Exercise brief | Return all entries word for word, but drop any images.

Saved entries:
(begin)

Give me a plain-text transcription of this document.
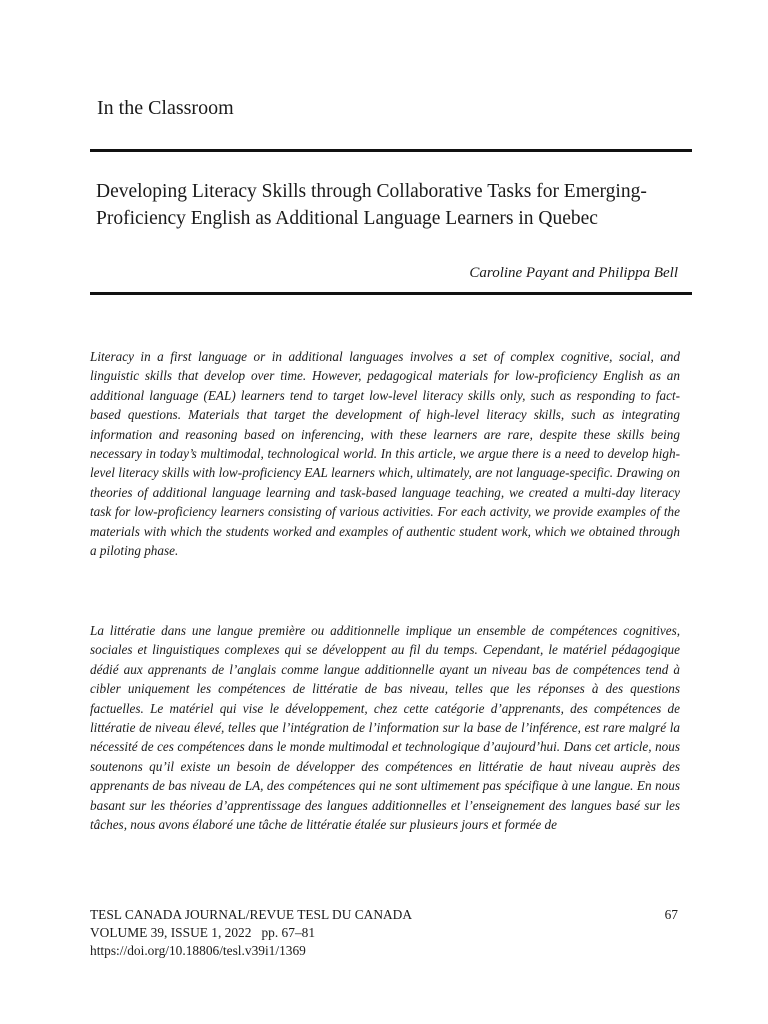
In the Classroom
Developing Literacy Skills through Collaborative Tasks for Emerging-Proficiency English as Additional Language Learners in Quebec
Caroline Payant and Philippa Bell

Literacy in a first language or in additional languages involves a set of complex cognitive, social, and linguistic skills that develop over time. However, pedagogical materials for low-proficiency English as an additional language (EAL) learners tend to target low-level literacy skills only, such as responding to fact-based questions. Materials that target the development of high-level literacy skills, such as integrating information and reasoning based on inferencing, with these learners are rare, despite these skills being necessary in today’s multimodal, technological world. In this article, we argue there is a need to develop high-level literacy skills with low-proficiency EAL learners which, ultimately, are not language-specific. Drawing on theories of additional language learning and task-based language teaching, we created a multi-day literacy task for low-proficiency learners consisting of various activities. For each activity, we provide examples of the materials with which the students worked and examples of authentic student work, which we obtained through a piloting phase.

La littératie dans une langue première ou additionnelle implique un ensemble de compétences cognitives, sociales et linguistiques complexes qui se développent au fil du temps. Cependant, le matériel pédagogique dédié aux apprenants de l’anglais comme langue additionnelle ayant un niveau bas de compétences tend à cibler uniquement les compétences de littératie de bas niveau, telles que les réponses à des questions factuelles. Le matériel qui vise le développement, chez cette catégorie d’apprenants, des compétences de littératie de niveau élevé, telles que l’intégration de l’information sur la base de l’inférence, est rare malgré la nécessité de ces compétences dans le monde multimodal et technologique d’aujourd’hui. Dans cet article, nous soutenons qu’il existe un besoin de développer des compétences en littératie de haut niveau auprès des apprenants de bas niveau de LA, des compétences qui ne sont ultimement pas spécifique à une langue. En nous basant sur les théories d’apprentissage des langues additionnelles et l’enseignement des langues basé sur les tâches, nous avons élaboré une tâche de littératie étalée sur plusieurs jours et formée de

TESL CANADA JOURNAL/REVUE TESL DU CANADA
VOLUME 39, ISSUE 1, 2022   pp. 67–81
https://doi.org/10.18806/tesl.v39i1/1369
67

(end)

Task response |
Give me a plain-text transcription of this document.
In the Classroom
Developing Literacy Skills through Collaborative Tasks for Emerging-Proficiency English as Additional Language Learners in Quebec
Caroline Payant and Philippa Bell

Literacy in a first language or in additional languages involves a set of complex cognitive, social, and linguistic skills that develop over time. However, pedagogical materials for low-proficiency English as an additional language (EAL) learners tend to target low-level literacy skills only, such as responding to fact-based questions. Materials that target the development of high-level literacy skills, such as integrating information and reasoning based on inferencing, with these learners are rare, despite these skills being necessary in today’s multimodal, technological world. In this article, we argue there is a need to develop high-level literacy skills with low-proficiency EAL learners which, ultimately, are not language-specific. Drawing on theories of additional language learning and task-based language teaching, we created a multi-day literacy task for low-proficiency learners consisting of various activities. For each activity, we provide examples of the materials with which the students worked and examples of authentic student work, which we obtained through a piloting phase.

La littératie dans une langue première ou additionnelle implique un ensemble de compétences cognitives, sociales et linguistiques complexes qui se développent au fil du temps. Cependant, le matériel pédagogique dédié aux apprenants de l’anglais comme langue additionnelle ayant un niveau bas de compétences tend à cibler uniquement les compétences de littératie de bas niveau, telles que les réponses à des questions factuelles. Le matériel qui vise le développement, chez cette catégorie d’apprenants, des compétences de littératie de niveau élevé, telles que l’intégration de l’information sur la base de l’inférence, est rare malgré la nécessité de ces compétences dans le monde multimodal et technologique d’aujourd’hui. Dans cet article, nous soutenons qu’il existe un besoin de développer des compétences en littératie de haut niveau auprès des apprenants de bas niveau de LA, des compétences qui ne sont ultimement pas spécifique à une langue. En nous basant sur les théories d’apprentissage des langues additionnelles et l’enseignement des langues basé sur les tâches, nous avons élaboré une tâche de littératie étalée sur plusieurs jours et formée de

TESL CANADA JOURNAL/REVUE TESL DU CANADA
VOLUME 39, ISSUE 1, 2022   pp. 67–81
https://doi.org/10.18806/tesl.v39i1/1369
67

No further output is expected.